- Work required: Type out the records that follow, exactly as given.

[Dataset excerpt]
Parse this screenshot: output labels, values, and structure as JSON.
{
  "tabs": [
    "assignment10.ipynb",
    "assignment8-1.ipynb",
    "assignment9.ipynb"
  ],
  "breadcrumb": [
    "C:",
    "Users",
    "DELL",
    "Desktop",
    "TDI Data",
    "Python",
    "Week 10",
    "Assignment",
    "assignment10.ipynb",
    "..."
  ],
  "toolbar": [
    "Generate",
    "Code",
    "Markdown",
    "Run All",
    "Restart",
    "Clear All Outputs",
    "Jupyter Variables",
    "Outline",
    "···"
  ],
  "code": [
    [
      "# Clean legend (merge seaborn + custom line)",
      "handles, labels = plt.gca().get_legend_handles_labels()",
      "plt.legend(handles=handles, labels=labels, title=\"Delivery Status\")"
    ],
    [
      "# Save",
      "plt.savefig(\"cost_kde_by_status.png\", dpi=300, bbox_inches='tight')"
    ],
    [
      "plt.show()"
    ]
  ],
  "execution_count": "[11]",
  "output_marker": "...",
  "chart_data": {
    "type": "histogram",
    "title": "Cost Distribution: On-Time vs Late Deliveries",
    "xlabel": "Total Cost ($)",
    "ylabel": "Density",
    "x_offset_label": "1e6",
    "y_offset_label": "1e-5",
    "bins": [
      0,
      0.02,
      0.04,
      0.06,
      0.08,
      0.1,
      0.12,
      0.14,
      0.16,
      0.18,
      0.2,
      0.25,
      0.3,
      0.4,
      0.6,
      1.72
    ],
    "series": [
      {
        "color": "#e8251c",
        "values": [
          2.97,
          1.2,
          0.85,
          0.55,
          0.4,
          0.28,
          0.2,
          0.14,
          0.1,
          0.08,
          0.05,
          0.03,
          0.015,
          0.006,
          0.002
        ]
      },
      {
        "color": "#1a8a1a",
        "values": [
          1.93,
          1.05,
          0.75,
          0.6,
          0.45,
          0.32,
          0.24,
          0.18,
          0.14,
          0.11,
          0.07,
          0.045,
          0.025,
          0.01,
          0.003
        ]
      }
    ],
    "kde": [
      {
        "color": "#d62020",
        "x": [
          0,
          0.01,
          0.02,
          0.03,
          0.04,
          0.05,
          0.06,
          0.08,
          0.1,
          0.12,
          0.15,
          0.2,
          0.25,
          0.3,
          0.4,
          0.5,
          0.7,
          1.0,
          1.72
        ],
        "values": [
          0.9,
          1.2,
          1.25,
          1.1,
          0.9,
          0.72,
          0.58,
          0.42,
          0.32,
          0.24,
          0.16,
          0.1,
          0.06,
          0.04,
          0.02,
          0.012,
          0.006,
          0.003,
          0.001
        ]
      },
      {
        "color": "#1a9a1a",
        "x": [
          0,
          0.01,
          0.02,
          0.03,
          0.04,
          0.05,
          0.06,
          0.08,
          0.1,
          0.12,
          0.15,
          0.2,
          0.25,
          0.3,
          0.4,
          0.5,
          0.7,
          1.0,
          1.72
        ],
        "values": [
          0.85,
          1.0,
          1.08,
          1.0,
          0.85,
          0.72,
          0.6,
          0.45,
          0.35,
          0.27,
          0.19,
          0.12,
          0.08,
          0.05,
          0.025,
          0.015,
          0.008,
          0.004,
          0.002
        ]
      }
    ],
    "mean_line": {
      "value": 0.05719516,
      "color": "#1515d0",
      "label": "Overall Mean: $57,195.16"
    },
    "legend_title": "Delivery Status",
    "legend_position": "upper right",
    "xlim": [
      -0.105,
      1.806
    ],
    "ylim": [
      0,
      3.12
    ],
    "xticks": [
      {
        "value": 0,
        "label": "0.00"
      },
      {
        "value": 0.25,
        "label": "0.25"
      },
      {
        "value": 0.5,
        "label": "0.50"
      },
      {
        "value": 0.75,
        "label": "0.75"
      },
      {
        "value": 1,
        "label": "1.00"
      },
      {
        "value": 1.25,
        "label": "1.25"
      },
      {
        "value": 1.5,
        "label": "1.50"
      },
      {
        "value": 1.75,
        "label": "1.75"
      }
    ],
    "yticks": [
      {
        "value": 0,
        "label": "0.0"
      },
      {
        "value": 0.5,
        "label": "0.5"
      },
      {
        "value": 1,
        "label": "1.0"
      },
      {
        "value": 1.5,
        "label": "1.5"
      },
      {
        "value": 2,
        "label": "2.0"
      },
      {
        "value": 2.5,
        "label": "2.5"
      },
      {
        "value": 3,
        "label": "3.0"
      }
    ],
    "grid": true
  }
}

- Solution for this problem:
Parse this screenshot: output labels, values, and structure as JSON.
{
  "tabs": [
    "assignment10.ipynb",
    "assignment8-1.ipynb",
    "assignment9.ipynb"
  ],
  "breadcrumb": [
    "C:",
    "Users",
    "DELL",
    "Desktop",
    "TDI Data",
    "Python",
    "Week 10",
    "Assignment",
    "assignment10.ipynb",
    "..."
  ],
  "toolbar": [
    "Generate",
    "Code",
    "Markdown",
    "Run All",
    "Restart",
    "Clear All Outputs",
    "Jupyter Variables",
    "Outline",
    "···"
  ],
  "code": [
    [
      "# Clean legend (merge seaborn + custom line)",
      "handles, labels = plt.gca().get_legend_handles_labels()",
      "plt.legend(handles=handles, labels=labels, title=\"Delivery Status\")"
    ],
    [
      "# Save",
      "plt.savefig(\"cost_kde_by_status.png\", dpi=300, bbox_inches='tight')"
    ],
    [
      "plt.show()"
    ]
  ],
  "execution_count": "[11]",
  "output_marker": "...",
  "chart_data": {
    "type": "histogram",
    "title": "Cost Distribution: On-Time vs Late Deliveries",
    "xlabel": "Total Cost ($)",
    "ylabel": "Density",
    "x_offset_label": "1e6",
    "y_offset_label": "1e-5",
    "bins": [
      0,
      0.02,
      0.04,
      0.06,
      0.08,
      0.1,
      0.12,
      0.14,
      0.16,
      0.18,
      0.2,
      0.25,
      0.3,
      0.4,
      0.6,
      1.72
    ],
    "series": [
      {
        "color": "#e8251c",
        "values": [
          2.97,
          1.2,
          0.85,
          0.55,
          0.4,
          0.28,
          0.2,
          0.14,
          0.1,
          0.08,
          0.05,
          0.03,
          0.015,
          0.006,
          0.002
        ]
      },
      {
        "color": "#1a8a1a",
        "values": [
          1.93,
          1.05,
          0.75,
          0.6,
          0.45,
          0.32,
          0.24,
          0.18,
          0.14,
          0.11,
          0.07,
          0.045,
          0.025,
          0.01,
          0.003
        ]
      }
    ],
    "kde": [
      {
        "color": "#d62020",
        "x": [
          0,
          0.01,
          0.02,
          0.03,
          0.04,
          0.05,
          0.06,
          0.08,
          0.1,
          0.12,
          0.15,
          0.2,
          0.25,
          0.3,
          0.4,
          0.5,
          0.7,
          1.0,
          1.72
        ],
        "values": [
          0.9,
          1.2,
          1.25,
          1.1,
          0.9,
          0.72,
          0.58,
          0.42,
          0.32,
          0.24,
          0.16,
          0.1,
          0.06,
          0.04,
          0.02,
          0.012,
          0.006,
          0.003,
          0.001
        ]
      },
      {
        "color": "#1a9a1a",
        "x": [
          0,
          0.01,
          0.02,
          0.03,
          0.04,
          0.05,
          0.06,
          0.08,
          0.1,
          0.12,
          0.15,
          0.2,
          0.25,
          0.3,
          0.4,
          0.5,
          0.7,
          1.0,
          1.72
        ],
        "values": [
          0.85,
          1.0,
          1.08,
          1.0,
          0.85,
          0.72,
          0.6,
          0.45,
          0.35,
          0.27,
          0.19,
          0.12,
          0.08,
          0.05,
          0.025,
          0.015,
          0.008,
          0.004,
          0.002
        ]
      }
    ],
    "mean_line": {
      "value": 0.05719516,
      "color": "#1515d0",
      "label": "Overall Mean: $57,195.16"
    },
    "legend_title": "Delivery Status",
    "legend_position": "upper right",
    "xlim": [
      -0.105,
      1.806
    ],
    "ylim": [
      0,
      3.12
    ],
    "xticks": [
      {
        "value": 0,
        "label": "0.00"
      },
      {
        "value": 0.25,
        "label": "0.25"
      },
      {
        "value": 0.5,
        "label": "0.50"
      },
      {
        "value": 0.75,
        "label": "0.75"
      },
      {
        "value": 1,
        "label": "1.00"
      },
      {
        "value": 1.25,
        "label": "1.25"
      },
      {
        "value": 1.5,
        "label": "1.50"
      },
      {
        "value": 1.75,
        "label": "1.75"
      }
    ],
    "yticks": [
      {
        "value": 0,
        "label": "0.0"
      },
      {
        "value": 0.5,
        "label": "0.5"
      },
      {
        "value": 1,
        "label": "1.0"
      },
      {
        "value": 1.5,
        "label": "1.5"
      },
      {
        "value": 2,
        "label": "2.0"
      },
      {
        "value": 2.5,
        "label": "2.5"
      },
      {
        "value": 3,
        "label": "3.0"
      }
    ],
    "grid": true
  }
}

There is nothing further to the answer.